#### Data for this exercise
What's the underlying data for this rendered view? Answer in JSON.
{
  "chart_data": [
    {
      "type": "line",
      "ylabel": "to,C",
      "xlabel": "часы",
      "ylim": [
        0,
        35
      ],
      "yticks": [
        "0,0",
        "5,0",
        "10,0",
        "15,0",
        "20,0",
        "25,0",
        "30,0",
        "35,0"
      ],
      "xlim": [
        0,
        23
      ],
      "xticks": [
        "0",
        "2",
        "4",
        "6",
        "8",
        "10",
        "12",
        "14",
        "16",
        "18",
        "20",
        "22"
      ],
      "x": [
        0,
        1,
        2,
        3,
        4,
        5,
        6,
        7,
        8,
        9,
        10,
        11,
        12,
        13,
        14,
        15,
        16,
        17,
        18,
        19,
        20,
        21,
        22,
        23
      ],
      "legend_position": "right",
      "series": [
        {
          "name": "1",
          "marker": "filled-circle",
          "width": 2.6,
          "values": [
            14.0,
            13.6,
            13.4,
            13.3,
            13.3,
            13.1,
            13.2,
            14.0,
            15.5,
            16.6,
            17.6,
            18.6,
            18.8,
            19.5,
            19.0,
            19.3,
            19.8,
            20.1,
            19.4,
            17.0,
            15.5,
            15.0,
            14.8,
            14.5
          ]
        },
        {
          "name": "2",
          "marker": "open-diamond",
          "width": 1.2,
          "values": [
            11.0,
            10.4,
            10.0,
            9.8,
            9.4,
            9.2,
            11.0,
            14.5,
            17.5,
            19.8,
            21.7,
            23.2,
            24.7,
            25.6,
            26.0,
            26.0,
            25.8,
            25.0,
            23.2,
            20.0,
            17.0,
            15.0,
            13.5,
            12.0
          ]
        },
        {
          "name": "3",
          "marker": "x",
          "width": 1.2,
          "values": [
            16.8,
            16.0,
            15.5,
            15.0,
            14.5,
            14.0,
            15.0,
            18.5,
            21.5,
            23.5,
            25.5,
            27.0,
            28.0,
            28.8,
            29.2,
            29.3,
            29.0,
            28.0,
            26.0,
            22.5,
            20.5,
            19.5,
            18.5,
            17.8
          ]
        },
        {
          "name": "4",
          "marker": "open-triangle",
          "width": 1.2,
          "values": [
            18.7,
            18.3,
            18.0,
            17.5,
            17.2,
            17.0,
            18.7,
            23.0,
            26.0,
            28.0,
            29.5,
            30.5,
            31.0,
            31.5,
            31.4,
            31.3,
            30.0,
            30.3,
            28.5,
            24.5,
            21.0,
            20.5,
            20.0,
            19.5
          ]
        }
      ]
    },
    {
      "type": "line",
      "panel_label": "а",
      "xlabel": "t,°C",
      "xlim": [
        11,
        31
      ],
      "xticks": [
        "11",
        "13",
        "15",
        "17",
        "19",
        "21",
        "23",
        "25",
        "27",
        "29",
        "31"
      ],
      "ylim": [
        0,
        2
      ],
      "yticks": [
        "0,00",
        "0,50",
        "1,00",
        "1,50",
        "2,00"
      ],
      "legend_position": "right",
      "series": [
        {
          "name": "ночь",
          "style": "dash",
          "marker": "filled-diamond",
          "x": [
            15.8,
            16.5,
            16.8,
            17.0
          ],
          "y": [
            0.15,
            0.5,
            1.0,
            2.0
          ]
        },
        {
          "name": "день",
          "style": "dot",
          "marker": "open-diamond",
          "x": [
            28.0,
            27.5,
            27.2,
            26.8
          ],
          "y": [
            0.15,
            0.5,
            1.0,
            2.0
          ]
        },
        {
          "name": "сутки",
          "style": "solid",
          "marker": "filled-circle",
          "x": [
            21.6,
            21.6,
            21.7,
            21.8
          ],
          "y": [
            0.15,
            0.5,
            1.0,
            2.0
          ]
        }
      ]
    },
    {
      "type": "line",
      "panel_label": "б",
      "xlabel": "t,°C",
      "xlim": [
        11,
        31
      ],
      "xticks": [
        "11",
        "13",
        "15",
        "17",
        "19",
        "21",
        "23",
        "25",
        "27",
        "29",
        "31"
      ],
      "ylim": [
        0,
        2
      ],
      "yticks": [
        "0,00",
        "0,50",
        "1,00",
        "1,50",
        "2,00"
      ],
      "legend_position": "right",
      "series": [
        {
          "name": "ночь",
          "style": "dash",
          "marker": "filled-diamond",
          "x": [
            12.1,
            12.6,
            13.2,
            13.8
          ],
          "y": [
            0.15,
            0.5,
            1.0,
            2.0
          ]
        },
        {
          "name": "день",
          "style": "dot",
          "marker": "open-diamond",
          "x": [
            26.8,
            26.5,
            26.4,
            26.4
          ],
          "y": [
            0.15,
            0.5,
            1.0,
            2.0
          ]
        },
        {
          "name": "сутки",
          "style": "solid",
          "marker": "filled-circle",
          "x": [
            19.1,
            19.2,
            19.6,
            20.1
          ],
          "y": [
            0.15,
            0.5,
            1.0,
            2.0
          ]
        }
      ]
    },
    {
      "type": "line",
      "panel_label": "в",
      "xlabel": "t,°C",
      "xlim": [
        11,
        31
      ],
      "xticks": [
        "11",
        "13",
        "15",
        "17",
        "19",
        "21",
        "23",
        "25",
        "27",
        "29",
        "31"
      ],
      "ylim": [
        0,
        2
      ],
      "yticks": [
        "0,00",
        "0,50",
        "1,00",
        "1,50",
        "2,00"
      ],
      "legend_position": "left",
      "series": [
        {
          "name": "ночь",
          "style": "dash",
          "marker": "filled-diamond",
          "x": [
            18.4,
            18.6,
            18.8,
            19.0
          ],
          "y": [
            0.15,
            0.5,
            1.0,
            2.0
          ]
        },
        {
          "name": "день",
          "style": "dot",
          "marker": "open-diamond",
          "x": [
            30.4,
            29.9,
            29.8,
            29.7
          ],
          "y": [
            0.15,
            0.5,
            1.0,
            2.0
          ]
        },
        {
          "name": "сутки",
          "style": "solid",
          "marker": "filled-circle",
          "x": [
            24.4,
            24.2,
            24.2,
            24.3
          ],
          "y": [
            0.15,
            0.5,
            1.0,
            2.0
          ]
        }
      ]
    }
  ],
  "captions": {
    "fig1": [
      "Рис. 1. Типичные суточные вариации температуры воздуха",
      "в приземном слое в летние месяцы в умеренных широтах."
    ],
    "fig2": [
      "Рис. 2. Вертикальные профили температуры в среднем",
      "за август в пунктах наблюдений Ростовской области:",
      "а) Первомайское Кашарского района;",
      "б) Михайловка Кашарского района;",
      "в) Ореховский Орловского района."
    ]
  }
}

#### Goal of the exercise
Faithfully transcribe the whole of the data.

#### Response below
What's the underlying data for this rendered view? Answer in JSON.
{
  "chart_data": [
    {
      "type": "line",
      "ylabel": "to,C",
      "xlabel": "часы",
      "ylim": [
        0,
        35
      ],
      "yticks": [
        "0,0",
        "5,0",
        "10,0",
        "15,0",
        "20,0",
        "25,0",
        "30,0",
        "35,0"
      ],
      "xlim": [
        0,
        23
      ],
      "xticks": [
        "0",
        "2",
        "4",
        "6",
        "8",
        "10",
        "12",
        "14",
        "16",
        "18",
        "20",
        "22"
      ],
      "x": [
        0,
        1,
        2,
        3,
        4,
        5,
        6,
        7,
        8,
        9,
        10,
        11,
        12,
        13,
        14,
        15,
        16,
        17,
        18,
        19,
        20,
        21,
        22,
        23
      ],
      "legend_position": "right",
      "series": [
        {
          "name": "1",
          "marker": "filled-circle",
          "width": 2.6,
          "values": [
            14.0,
            13.6,
            13.4,
            13.3,
            13.3,
            13.1,
            13.2,
            14.0,
            15.5,
            16.6,
            17.6,
            18.6,
            18.8,
            19.5,
            19.0,
            19.3,
            19.8,
            20.1,
            19.4,
            17.0,
            15.5,
            15.0,
            14.8,
            14.5
          ]
        },
        {
          "name": "2",
          "marker": "open-diamond",
          "width": 1.2,
          "values": [
            11.0,
            10.4,
            10.0,
            9.8,
            9.4,
            9.2,
            11.0,
            14.5,
            17.5,
            19.8,
            21.7,
            23.2,
            24.7,
            25.6,
            26.0,
            26.0,
            25.8,
            25.0,
            23.2,
            20.0,
            17.0,
            15.0,
            13.5,
            12.0
          ]
        },
        {
          "name": "3",
          "marker": "x",
          "width": 1.2,
          "values": [
            16.8,
            16.0,
            15.5,
            15.0,
            14.5,
            14.0,
            15.0,
            18.5,
            21.5,
            23.5,
            25.5,
            27.0,
            28.0,
            28.8,
            29.2,
            29.3,
            29.0,
            28.0,
            26.0,
            22.5,
            20.5,
            19.5,
            18.5,
            17.8
          ]
        },
        {
          "name": "4",
          "marker": "open-triangle",
          "width": 1.2,
          "values": [
            18.7,
            18.3,
            18.0,
            17.5,
            17.2,
            17.0,
            18.7,
            23.0,
            26.0,
            28.0,
            29.5,
            30.5,
            31.0,
            31.5,
            31.4,
            31.3,
            30.0,
            30.3,
            28.5,
            24.5,
            21.0,
            20.5,
            20.0,
            19.5
          ]
        }
      ]
    },
    {
      "type": "line",
      "panel_label": "а",
      "xlabel": "t,°C",
      "xlim": [
        11,
        31
      ],
      "xticks": [
        "11",
        "13",
        "15",
        "17",
        "19",
        "21",
        "23",
        "25",
        "27",
        "29",
        "31"
      ],
      "ylim": [
        0,
        2
      ],
      "yticks": [
        "0,00",
        "0,50",
        "1,00",
        "1,50",
        "2,00"
      ],
      "legend_position": "right",
      "series": [
        {
          "name": "ночь",
          "style": "dash",
          "marker": "filled-diamond",
          "x": [
            15.8,
            16.5,
            16.8,
            17.0
          ],
          "y": [
            0.15,
            0.5,
            1.0,
            2.0
          ]
        },
        {
          "name": "день",
          "style": "dot",
          "marker": "open-diamond",
          "x": [
            28.0,
            27.5,
            27.2,
            26.8
          ],
          "y": [
            0.15,
            0.5,
            1.0,
            2.0
          ]
        },
        {
          "name": "сутки",
          "style": "solid",
          "marker": "filled-circle",
          "x": [
            21.6,
            21.6,
            21.7,
            21.8
          ],
          "y": [
            0.15,
            0.5,
            1.0,
            2.0
          ]
        }
      ]
    },
    {
      "type": "line",
      "panel_label": "б",
      "xlabel": "t,°C",
      "xlim": [
        11,
        31
      ],
      "xticks": [
        "11",
        "13",
        "15",
        "17",
        "19",
        "21",
        "23",
        "25",
        "27",
        "29",
        "31"
      ],
      "ylim": [
        0,
        2
      ],
      "yticks": [
        "0,00",
        "0,50",
        "1,00",
        "1,50",
        "2,00"
      ],
      "legend_position": "right",
      "series": [
        {
          "name": "ночь",
          "style": "dash",
          "marker": "filled-diamond",
          "x": [
            12.1,
            12.6,
            13.2,
            13.8
          ],
          "y": [
            0.15,
            0.5,
            1.0,
            2.0
          ]
        },
        {
          "name": "день",
          "style": "dot",
          "marker": "open-diamond",
          "x": [
            26.8,
            26.5,
            26.4,
            26.4
          ],
          "y": [
            0.15,
            0.5,
            1.0,
            2.0
          ]
        },
        {
          "name": "сутки",
          "style": "solid",
          "marker": "filled-circle",
          "x": [
            19.1,
            19.2,
            19.6,
            20.1
          ],
          "y": [
            0.15,
            0.5,
            1.0,
            2.0
          ]
        }
      ]
    },
    {
      "type": "line",
      "panel_label": "в",
      "xlabel": "t,°C",
      "xlim": [
        11,
        31
      ],
      "xticks": [
        "11",
        "13",
        "15",
        "17",
        "19",
        "21",
        "23",
        "25",
        "27",
        "29",
        "31"
      ],
      "ylim": [
        0,
        2
      ],
      "yticks": [
        "0,00",
        "0,50",
        "1,00",
        "1,50",
        "2,00"
      ],
      "legend_position": "left",
      "series": [
        {
          "name": "ночь",
          "style": "dash",
          "marker": "filled-diamond",
          "x": [
            18.4,
            18.6,
            18.8,
            19.0
          ],
          "y": [
            0.15,
            0.5,
            1.0,
            2.0
          ]
        },
        {
          "name": "день",
          "style": "dot",
          "marker": "open-diamond",
          "x": [
            30.4,
            29.9,
            29.8,
            29.7
          ],
          "y": [
            0.15,
            0.5,
            1.0,
            2.0
          ]
        },
        {
          "name": "сутки",
          "style": "solid",
          "marker": "filled-circle",
          "x": [
            24.4,
            24.2,
            24.2,
            24.3
          ],
          "y": [
            0.15,
            0.5,
            1.0,
            2.0
          ]
        }
      ]
    }
  ],
  "captions": {
    "fig1": [
      "Рис. 1. Типичные суточные вариации температуры воздуха",
      "в приземном слое в летние месяцы в умеренных широтах."
    ],
    "fig2": [
      "Рис. 2. Вертикальные профили температуры в среднем",
      "за август в пунктах наблюдений Ростовской области:",
      "а) Первомайское Кашарского района;",
      "б) Михайловка Кашарского района;",
      "в) Ореховский Орловского района."
    ]
  }
}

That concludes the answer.